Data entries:

<<<<

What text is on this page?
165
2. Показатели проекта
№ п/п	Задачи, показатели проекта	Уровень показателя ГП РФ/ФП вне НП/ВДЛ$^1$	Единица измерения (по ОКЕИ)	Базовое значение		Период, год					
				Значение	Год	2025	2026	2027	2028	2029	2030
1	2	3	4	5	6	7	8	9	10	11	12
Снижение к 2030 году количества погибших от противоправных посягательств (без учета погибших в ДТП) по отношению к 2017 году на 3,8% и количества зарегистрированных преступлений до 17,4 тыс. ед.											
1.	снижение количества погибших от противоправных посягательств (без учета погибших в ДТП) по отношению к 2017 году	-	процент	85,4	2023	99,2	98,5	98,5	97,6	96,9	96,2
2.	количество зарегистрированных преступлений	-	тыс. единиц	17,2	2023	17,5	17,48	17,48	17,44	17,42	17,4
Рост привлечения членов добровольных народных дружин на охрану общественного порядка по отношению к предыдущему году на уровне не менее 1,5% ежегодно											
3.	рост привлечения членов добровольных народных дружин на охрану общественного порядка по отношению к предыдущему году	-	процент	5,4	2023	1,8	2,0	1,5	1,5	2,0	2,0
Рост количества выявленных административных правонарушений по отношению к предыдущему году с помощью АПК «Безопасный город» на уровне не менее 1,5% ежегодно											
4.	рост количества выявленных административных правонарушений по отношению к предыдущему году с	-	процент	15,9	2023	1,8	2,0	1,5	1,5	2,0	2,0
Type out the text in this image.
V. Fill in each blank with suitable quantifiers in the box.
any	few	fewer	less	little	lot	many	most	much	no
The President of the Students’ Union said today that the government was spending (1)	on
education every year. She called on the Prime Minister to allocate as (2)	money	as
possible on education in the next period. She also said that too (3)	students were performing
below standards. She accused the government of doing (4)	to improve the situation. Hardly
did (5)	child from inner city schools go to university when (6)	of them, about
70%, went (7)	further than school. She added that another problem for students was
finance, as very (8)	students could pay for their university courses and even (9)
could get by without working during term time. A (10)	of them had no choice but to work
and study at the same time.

>>>>

= Directive =
Count how many lines include the string "количества". Nothing but the number is needed.

= Solved problem =
4